Element-and-box listings:

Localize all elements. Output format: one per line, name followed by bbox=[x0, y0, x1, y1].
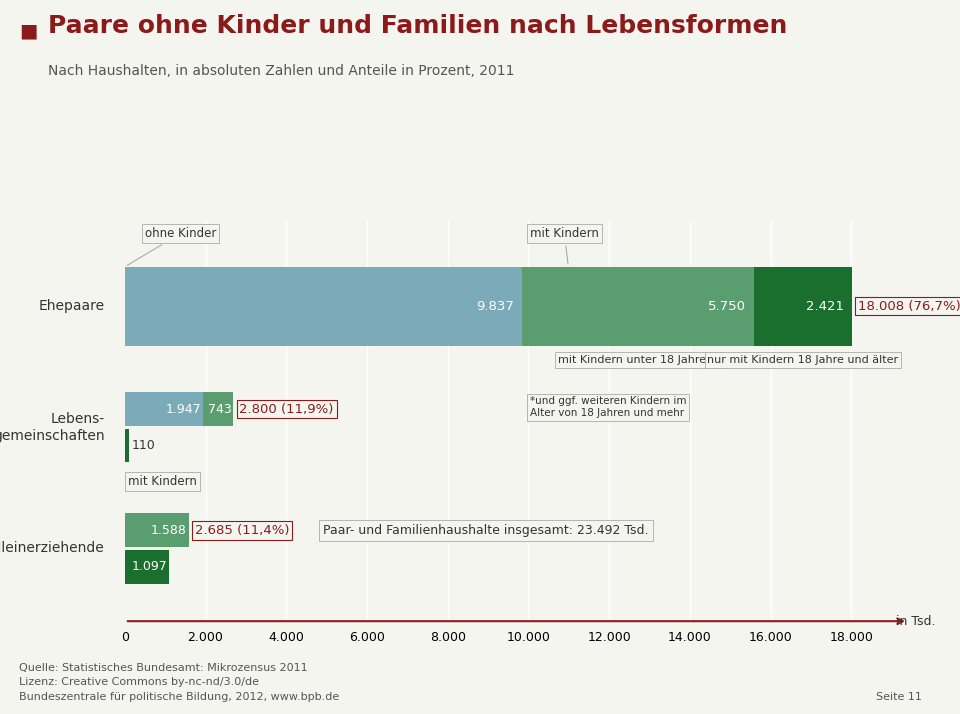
Bar bbox=[125, 392, 204, 426]
Text: 743: 743 bbox=[207, 403, 231, 416]
Bar bbox=[754, 267, 852, 346]
Text: ■: ■ bbox=[19, 21, 37, 41]
Bar bbox=[125, 513, 189, 547]
Text: 2.800 (11,9%): 2.800 (11,9%) bbox=[239, 403, 334, 416]
Text: 2.685 (11,4%): 2.685 (11,4%) bbox=[195, 524, 290, 537]
Text: Ehepaare: Ehepaare bbox=[38, 299, 105, 313]
Text: 1.947: 1.947 bbox=[166, 403, 202, 416]
Bar bbox=[125, 550, 169, 583]
Text: 18.008 (76,7%): 18.008 (76,7%) bbox=[858, 300, 960, 313]
Text: Quelle: Statistisches Bundesamt: Mikrozensus 2011: Quelle: Statistisches Bundesamt: Mikroze… bbox=[19, 663, 308, 673]
Bar bbox=[522, 267, 754, 346]
Text: *und ggf. weiteren Kindern im
Alter von 18 Jahren und mehr: *und ggf. weiteren Kindern im Alter von … bbox=[530, 396, 686, 418]
Text: Nach Haushalten, in absoluten Zahlen und Anteile in Prozent, 2011: Nach Haushalten, in absoluten Zahlen und… bbox=[48, 64, 515, 79]
Text: mit Kindern: mit Kindern bbox=[530, 227, 599, 264]
Text: 2.421: 2.421 bbox=[805, 300, 844, 313]
Text: 5.750: 5.750 bbox=[708, 300, 746, 313]
Bar bbox=[125, 428, 130, 463]
Text: mit Kindern: mit Kindern bbox=[128, 475, 197, 488]
Text: 110: 110 bbox=[132, 439, 155, 452]
Text: ohne Kinder: ohne Kinder bbox=[127, 227, 216, 266]
Text: Bundeszentrale für politische Bildung, 2012, www.bpb.de: Bundeszentrale für politische Bildung, 2… bbox=[19, 692, 340, 702]
Text: 9.837: 9.837 bbox=[476, 300, 514, 313]
Text: Lizenz: Creative Commons by-nc-nd/3.0/de: Lizenz: Creative Commons by-nc-nd/3.0/de bbox=[19, 678, 259, 688]
Text: Alleinerziehende: Alleinerziehende bbox=[0, 541, 105, 555]
Bar bbox=[204, 392, 233, 426]
Bar bbox=[125, 267, 522, 346]
Text: mit Kindern unter 18 Jahren*: mit Kindern unter 18 Jahren* bbox=[558, 356, 718, 366]
Text: Paare ohne Kinder und Familien nach Lebensformen: Paare ohne Kinder und Familien nach Lebe… bbox=[48, 14, 787, 39]
Text: 1.588: 1.588 bbox=[151, 524, 187, 537]
Text: Paar- und Familienhaushalte insgesamt: 23.492 Tsd.: Paar- und Familienhaushalte insgesamt: 2… bbox=[324, 524, 649, 537]
Text: in Tsd.: in Tsd. bbox=[896, 615, 935, 628]
Text: nur mit Kindern 18 Jahre und älter: nur mit Kindern 18 Jahre und älter bbox=[708, 356, 899, 366]
Text: Lebens-
gemeinschaften: Lebens- gemeinschaften bbox=[0, 412, 105, 443]
Text: 1.097: 1.097 bbox=[132, 560, 167, 573]
Text: Seite 11: Seite 11 bbox=[876, 692, 922, 702]
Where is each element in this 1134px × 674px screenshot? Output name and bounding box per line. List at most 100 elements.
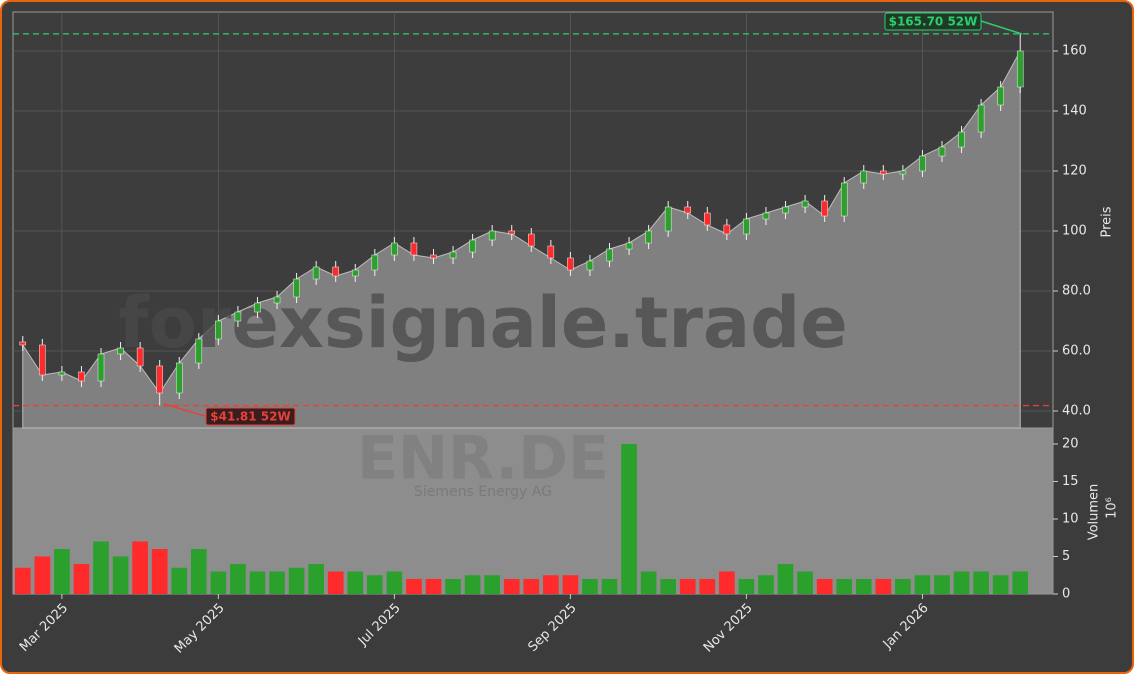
candle-body (97, 353, 105, 382)
volume-bar (640, 571, 657, 594)
y-tick-label: 60.0 (1062, 343, 1091, 358)
candle-body (977, 104, 985, 133)
volume-bar (112, 556, 129, 594)
volume-bar (210, 571, 227, 594)
candle-body (136, 347, 144, 367)
y-tick-label: 100 (1062, 223, 1087, 238)
candle-body (508, 230, 515, 235)
candle-body (352, 269, 359, 277)
candle-body (78, 371, 85, 382)
candle-body (528, 233, 535, 247)
volume-bar (679, 578, 696, 594)
candle-body (391, 242, 398, 256)
y-tick-label: 5 (1062, 549, 1070, 564)
y-tick-label: 140 (1062, 103, 1087, 118)
y-tick-label: 20 (1062, 436, 1079, 451)
candle-body (156, 365, 163, 394)
volume-bar (992, 575, 1009, 594)
candle-body (762, 212, 770, 220)
candle-body (430, 254, 437, 259)
volume-bar (445, 578, 461, 594)
candle-body (488, 230, 496, 241)
volume-bar (327, 571, 344, 594)
volume-bar (601, 578, 618, 594)
annotation-box (205, 407, 296, 426)
volume-bar (621, 443, 637, 594)
candle-body (801, 200, 809, 208)
y-tick-label: 15 (1062, 474, 1079, 489)
candle-body (664, 206, 672, 232)
y-tick-label: 10 (1062, 511, 1079, 526)
candle-body (175, 362, 183, 394)
y-tick-label: 160 (1062, 43, 1087, 58)
volume-bar (797, 571, 813, 594)
volume-bar (425, 578, 442, 594)
candle-body (704, 212, 711, 226)
volume-bar (914, 575, 931, 594)
volume-bar (288, 567, 305, 594)
candle-body (195, 338, 203, 364)
candle-body (938, 146, 946, 157)
volume-bar (836, 578, 853, 594)
volume-bar (132, 541, 148, 594)
volume-bar (934, 575, 950, 594)
volume-bar (269, 571, 285, 594)
volume-bar (1012, 571, 1029, 594)
volume-bar (171, 567, 188, 594)
candle-body (39, 344, 46, 376)
candle-body (997, 86, 1004, 106)
y-axis-label: Volumen (1087, 484, 1102, 541)
candle-body (645, 230, 652, 244)
candle-body (919, 155, 926, 172)
volume-bar (73, 563, 90, 594)
candle-body (880, 170, 887, 175)
volume-bar (758, 575, 774, 594)
volume-bar (855, 578, 872, 594)
y-tick-label: 80.0 (1062, 283, 1091, 298)
volume-bar (249, 571, 266, 594)
candle-body (899, 170, 907, 175)
volume-bar (543, 575, 559, 594)
volume-bar (719, 571, 735, 594)
volume-bar (34, 556, 51, 594)
candle-body (840, 182, 848, 217)
volume-bar (738, 578, 755, 594)
candle-body (684, 206, 691, 214)
candle-body (547, 245, 555, 259)
candle-body (410, 242, 418, 256)
candle-body (821, 200, 828, 217)
annotation-arrow (980, 20, 1023, 35)
candle-body (58, 371, 66, 376)
volume-bar (484, 575, 500, 594)
y-tick-label: 120 (1062, 163, 1087, 178)
candle-body (332, 266, 339, 277)
candle-body (273, 296, 281, 304)
watermark: forexsignale.trade (118, 282, 847, 364)
candle-body (234, 311, 242, 322)
candle-body (215, 320, 222, 340)
candle-body (625, 242, 633, 250)
volume-bar (660, 578, 677, 594)
volume-bar (14, 567, 31, 594)
candle-body (860, 170, 868, 184)
volume-bar (895, 578, 911, 594)
volume-bar (386, 571, 403, 594)
volume-bar (93, 541, 109, 594)
volume-bar (54, 548, 70, 594)
candle-body (1016, 50, 1024, 88)
candle-body (469, 239, 476, 253)
volume-bar (523, 578, 540, 594)
volume-bar (347, 571, 364, 594)
y-tick-label: 0 (1062, 587, 1070, 602)
candle-body (19, 341, 27, 346)
candle-body (567, 257, 574, 271)
volume-bar (503, 578, 520, 594)
volume-bar (562, 575, 579, 594)
candle-body (723, 224, 731, 235)
candle-body (606, 248, 613, 262)
candle-body (312, 266, 320, 280)
candle-body (586, 260, 594, 271)
candle-body (293, 278, 300, 298)
volume-bar (953, 571, 970, 594)
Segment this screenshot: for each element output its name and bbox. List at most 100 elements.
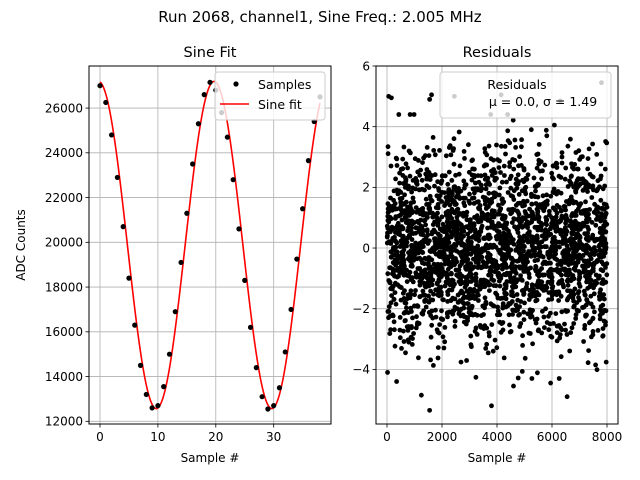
residual-point xyxy=(497,208,503,214)
residual-point xyxy=(586,348,591,353)
residuals-y-tick-label: −4 xyxy=(352,363,370,377)
residual-point xyxy=(559,208,565,213)
residual-point xyxy=(406,225,411,231)
residual-point xyxy=(430,245,436,251)
residual-outlier-point xyxy=(489,403,494,409)
residual-point xyxy=(443,153,449,159)
sine-fit-y-tick-label: 24000 xyxy=(45,146,83,160)
residual-point xyxy=(468,251,474,257)
sample-point xyxy=(132,322,138,328)
residual-point xyxy=(585,189,590,195)
residual-point xyxy=(491,242,497,248)
residual-point xyxy=(428,334,434,340)
residual-point xyxy=(602,219,608,225)
residual-point xyxy=(504,270,510,276)
residual-point xyxy=(585,166,591,172)
residual-point xyxy=(431,291,436,297)
residual-point xyxy=(560,250,566,255)
residual-point xyxy=(573,213,579,218)
residual-point xyxy=(540,308,545,314)
residual-point xyxy=(448,270,454,276)
residuals-y-tick-label: 2 xyxy=(362,181,370,195)
residual-point xyxy=(410,315,415,321)
residuals-y-tick-label: 4 xyxy=(362,120,370,134)
residuals-y-tick-label: 6 xyxy=(362,59,370,73)
residual-point xyxy=(568,218,573,224)
residual-point xyxy=(585,156,591,162)
residual-point xyxy=(501,262,506,268)
residual-point xyxy=(432,172,438,178)
residual-point xyxy=(419,228,425,234)
residual-point xyxy=(399,243,405,249)
residual-point xyxy=(493,259,499,264)
residual-point xyxy=(590,304,596,310)
residual-point xyxy=(488,242,493,248)
residual-point xyxy=(527,275,532,280)
residual-point xyxy=(566,252,571,258)
sample-point xyxy=(172,309,178,315)
residual-point xyxy=(510,117,516,123)
residual-point xyxy=(535,215,540,221)
residual-point xyxy=(498,329,504,335)
sample-point xyxy=(224,134,230,140)
residual-point xyxy=(486,190,492,196)
residual-point xyxy=(462,211,467,216)
residual-outlier-point xyxy=(429,92,434,98)
residual-point xyxy=(442,237,447,243)
residual-point xyxy=(428,357,433,363)
residual-point xyxy=(465,224,470,230)
residual-point xyxy=(506,301,512,306)
residual-point xyxy=(595,328,601,333)
sine-fit-x-tick-label: 10 xyxy=(150,430,165,444)
residual-point xyxy=(536,327,541,333)
residual-point xyxy=(536,243,542,248)
residual-point xyxy=(603,139,608,144)
residual-point xyxy=(451,136,457,142)
residual-point xyxy=(448,246,453,251)
residual-point xyxy=(457,163,463,169)
residual-point xyxy=(439,317,445,322)
residual-point xyxy=(447,213,453,219)
residual-point xyxy=(533,264,539,269)
residual-point xyxy=(533,188,538,194)
residual-outlier-point xyxy=(418,392,424,398)
residual-point xyxy=(561,234,567,240)
residual-point xyxy=(403,350,408,356)
sample-point xyxy=(288,306,294,313)
residual-point xyxy=(456,274,461,279)
residual-point xyxy=(411,331,416,336)
residual-point xyxy=(547,260,552,266)
residual-point xyxy=(475,187,480,193)
residual-point xyxy=(402,300,408,306)
residual-point xyxy=(404,309,409,315)
residual-point xyxy=(409,324,414,329)
residual-point xyxy=(397,196,403,202)
residual-point xyxy=(480,259,486,265)
residual-point xyxy=(597,247,603,253)
residuals-y-tick-label: 0 xyxy=(362,241,370,255)
residual-point xyxy=(482,146,488,152)
residual-point xyxy=(589,220,595,225)
residual-point xyxy=(440,226,445,232)
residual-point xyxy=(535,370,540,376)
sine-fit-ylabel: ADC Counts xyxy=(14,209,28,281)
sample-point xyxy=(143,391,149,398)
residual-point xyxy=(495,308,501,314)
residual-point xyxy=(506,207,512,213)
sample-point xyxy=(201,92,207,98)
residual-point xyxy=(435,220,441,226)
residual-point xyxy=(490,348,496,354)
residual-point xyxy=(456,250,462,256)
residual-point xyxy=(472,190,477,196)
residual-point xyxy=(534,165,540,171)
residual-point xyxy=(539,239,545,245)
residual-point xyxy=(442,203,447,209)
residual-point xyxy=(603,211,609,216)
residual-point xyxy=(423,171,429,177)
sine-fit-grid xyxy=(89,66,331,424)
residual-outlier-point xyxy=(427,96,433,102)
residual-point xyxy=(477,203,483,208)
residual-point xyxy=(482,195,488,201)
residual-point xyxy=(481,277,487,283)
residual-point xyxy=(398,201,404,206)
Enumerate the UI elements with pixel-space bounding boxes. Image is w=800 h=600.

#### TASK TO CARRY OUT:
Can you transcribe the lines of the listing from the one containing "candle-body (97, 353, 105, 382)" through the one containing "volume-bar (914, 575, 931, 594)", without changing a character?

#### TASK ANSWER:
candle-body (97, 353, 105, 382)
volume-bar (640, 571, 657, 594)
y-tick-label: 60.0 (1062, 343, 1091, 358)
candle-body (977, 104, 985, 133)
volume-bar (112, 556, 129, 594)
volume-bar (210, 571, 227, 594)
candle-body (136, 347, 144, 367)
y-tick-label: 100 (1062, 223, 1087, 238)
candle-body (508, 230, 515, 235)
candle-body (352, 269, 359, 277)
candle-body (78, 371, 85, 382)
candle-body (528, 233, 535, 247)
volume-bar (679, 578, 696, 594)
candle-body (391, 242, 398, 256)
y-tick-label: 5 (1062, 549, 1070, 564)
y-tick-label: 140 (1062, 103, 1087, 118)
y-tick-label: 20 (1062, 436, 1079, 451)
candle-body (156, 365, 163, 394)
volume-bar (992, 575, 1009, 594)
candle-body (762, 212, 770, 220)
candle-body (430, 254, 437, 259)
volume-bar (445, 578, 461, 594)
candle-body (488, 230, 496, 241)
volume-bar (327, 571, 344, 594)
volume-bar (601, 578, 618, 594)
annotation-box (205, 407, 296, 426)
volume-bar (621, 443, 637, 594)
candle-body (801, 200, 809, 208)
y-tick-label: 15 (1062, 474, 1079, 489)
candle-body (664, 206, 672, 232)
y-tick-label: 10 (1062, 511, 1079, 526)
candle-body (175, 362, 183, 394)
y-tick-label: 160 (1062, 43, 1087, 58)
volume-bar (797, 571, 813, 594)
volume-bar (425, 578, 442, 594)
candle-body (704, 212, 711, 226)
volume-bar (914, 575, 931, 594)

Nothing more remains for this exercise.